[START OF Data shown]

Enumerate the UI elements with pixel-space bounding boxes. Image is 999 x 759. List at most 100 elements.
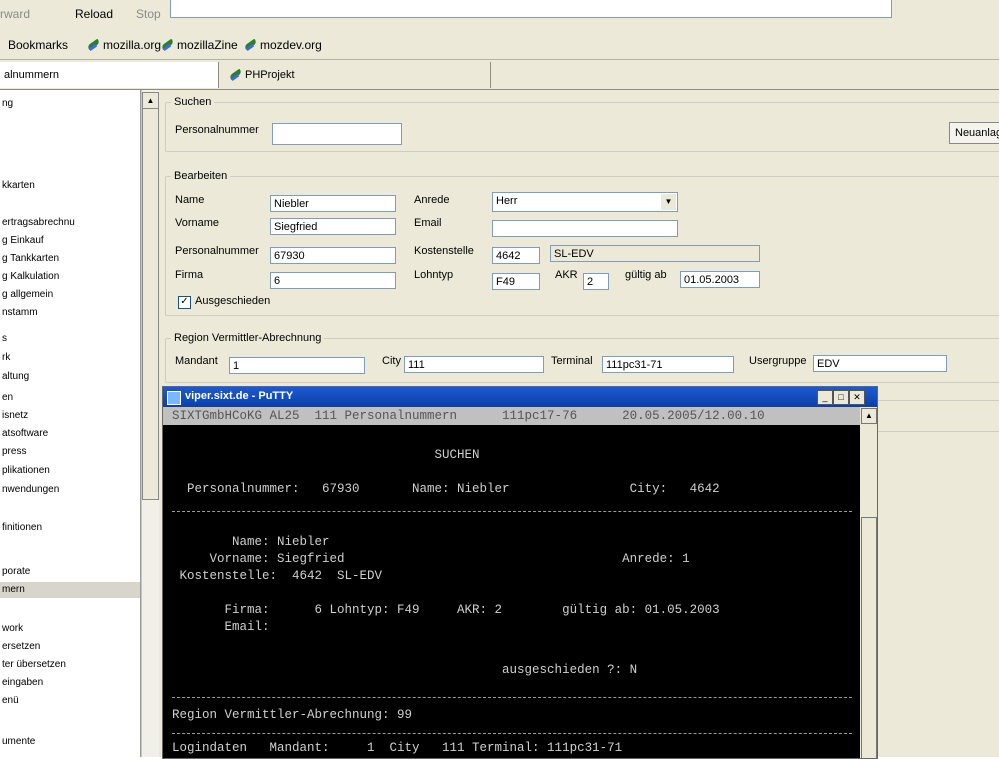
tab-phprojekt[interactable]: PHProjekt [216,62,491,88]
tab-personalnummern[interactable]: alnummern [0,62,219,88]
sidebar-item[interactable]: en [2,392,13,403]
akr-input[interactable]: 2 [583,273,609,290]
putty-titlebar[interactable]: viper.sixt.de - PuTTY _ □ ✕ [163,387,877,407]
city-input[interactable]: 111 [404,356,544,373]
bookmarks-toolbar: Bookmarks mozilla.org mozillaZine mozdev… [0,32,999,60]
reload-button[interactable]: Reload [75,7,113,21]
bookmarks-menu[interactable]: Bookmarks [8,38,68,52]
sidebar-item[interactable]: kkarten [2,180,35,191]
terminal-line: Email: [172,620,270,634]
sidebar-item[interactable]: rk [2,352,10,363]
terminal-separator [172,733,852,734]
akr-label: AKR [555,269,578,281]
ausgeschieden-checkbox[interactable]: ✓ [178,296,191,309]
city-label: City [382,355,401,367]
personalnummer-input[interactable]: 67930 [270,247,396,264]
maximize-icon[interactable]: □ [833,390,849,405]
bookmark-icon [160,40,175,51]
sidebar-menu: ng kkarten ertragsabrechnu g Einkauf g Tankk… [0,90,141,757]
usergruppe-input[interactable]: EDV [813,355,947,372]
sidebar-item[interactable]: plikationen [2,465,50,476]
sidebar-item[interactable]: umente [2,736,35,747]
bookmark-mozillazine[interactable]: mozillaZine [160,38,238,52]
putty-window[interactable]: viper.sixt.de - PuTTY _ □ ✕ SIXTGmbHCoKG… [162,386,878,759]
sidebar-item[interactable]: g Einkauf [2,235,44,246]
sidebar-item[interactable]: press [2,446,26,457]
putty-app-icon [167,391,181,405]
anrede-select[interactable]: Herr ▼ [492,192,678,212]
minimize-icon[interactable]: _ [817,390,833,405]
sidebar-item[interactable]: g allgemein [2,289,53,300]
sidebar-item[interactable]: s [2,333,7,344]
hidden-group-edge [875,400,999,432]
mandant-label: Mandant [175,355,218,367]
bookmark-mozilla-org[interactable]: mozilla.org [86,38,161,52]
vorname-input[interactable]: Siegfried [270,218,396,235]
terminal-input[interactable]: 111pc31-71 [602,356,734,373]
lohntyp-label: Lohntyp [414,269,454,281]
bookmark-icon [86,40,101,51]
terminal-scrollbar[interactable]: ▲ [860,407,877,758]
bearbeiten-legend: Bearbeiten [174,170,228,182]
gueltig-ab-input[interactable]: 01.05.2003 [680,271,760,288]
sidebar-item[interactable]: isnetz [2,410,28,421]
kostenstelle-name-field: SL-EDV [550,245,760,262]
firma-input[interactable]: 6 [270,272,396,289]
name-label: Name [175,194,205,206]
suchen-personalnummer-input[interactable] [272,123,402,145]
lohntyp-input[interactable]: F49 [492,273,540,290]
sidebar-item[interactable]: work [2,623,23,634]
sidebar-item[interactable]: atsoftware [2,428,48,439]
terminal-screen[interactable]: SIXTGmbHCoKG AL25 111 Personalnummern 11… [163,407,860,758]
terminal-scrollbar-thumb[interactable] [861,517,877,758]
terminal-header-line: SIXTGmbHCoKG AL25 111 Personalnummern 11… [163,407,860,425]
scroll-up-arrow-icon[interactable]: ▲ [142,92,159,109]
scroll-up-arrow-icon[interactable]: ▲ [861,408,877,424]
terminal-line: ausgeschieden ?: N [172,663,638,677]
sidebar-item[interactable]: porate [2,566,30,577]
close-icon[interactable]: ✕ [849,390,865,405]
terminal-line: Firma: 6 Lohntyp: F49 AKR: 2 gültig ab: … [172,603,720,617]
sidebar-item[interactable]: finitionen [2,522,42,533]
suchen-personalnummer-label: Personalnummer [175,124,259,136]
usergruppe-label: Usergruppe [749,355,807,367]
sidebar-scrollbar-thumb[interactable] [142,108,159,500]
terminal-line: Name: Niebler [172,535,330,549]
chevron-down-icon[interactable]: ▼ [661,194,676,210]
putty-title: viper.sixt.de - PuTTY [185,390,294,402]
sidebar-item[interactable]: ertragsabrechnu [2,217,75,228]
sidebar-item[interactable]: mern [2,584,25,595]
sidebar-item[interactable]: nstamm [2,307,38,318]
terminal-separator [172,697,852,698]
sidebar-item[interactable]: altung [2,371,29,382]
terminal-line: Logindaten Mandant: 1 City 111 Terminal:… [172,741,623,755]
sidebar-item[interactable]: g Tankkarten [2,253,59,264]
forward-button[interactable]: rward [0,7,30,21]
terminal-separator [172,511,852,512]
bookmark-mozdev-org[interactable]: mozdev.org [243,38,322,52]
terminal-line: Region Vermittler-Abrechnung: 99 [172,708,413,722]
ausgeschieden-label: Ausgeschieden [195,295,271,307]
anrede-label: Anrede [414,194,450,206]
personalnummer-label: Personalnummer [175,245,259,257]
url-bar[interactable] [170,0,892,18]
mandant-input[interactable]: 1 [229,357,365,374]
name-input[interactable]: Niebler [270,195,396,212]
sidebar-item[interactable]: ter übersetzen [2,659,66,670]
sidebar-item[interactable]: nwendungen [2,484,59,495]
navigation-toolbar: rward Reload Stop [0,0,999,33]
vorname-label: Vorname [175,217,220,229]
sidebar-item[interactable]: ng [2,98,13,109]
terminal-label: Terminal [551,355,593,367]
sidebar-item[interactable]: eingaben [2,677,43,688]
sidebar-item[interactable]: enü [2,695,19,706]
stop-button[interactable]: Stop [136,7,161,21]
tab-favicon-icon [228,70,243,81]
email-input[interactable] [492,220,678,237]
sidebar-item[interactable]: g Kalkulation [2,271,59,282]
sidebar-item[interactable]: ersetzen [2,641,40,652]
neuanlage-button[interactable]: Neuanlag [949,122,999,144]
kostenstelle-input[interactable]: 4642 [492,247,540,264]
kostenstelle-label: Kostenstelle [414,245,474,257]
anrede-selected-value: Herr [496,195,518,207]
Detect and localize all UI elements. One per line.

[END OF Data shown]

### To do
Please copy the rows exactly, starting with the line that contains "tab-phprojekt[interactable]: PHProjekt [216,62,491,88]" and going on through the line that contains "akr-input[interactable]: 2 [583,273,609,290]".

### Task answer
tab-phprojekt[interactable]: PHProjekt [216,62,491,88]
tab-personalnummern[interactable]: alnummern [0,62,219,88]
sidebar-item[interactable]: en [2,392,13,403]
akr-input[interactable]: 2 [583,273,609,290]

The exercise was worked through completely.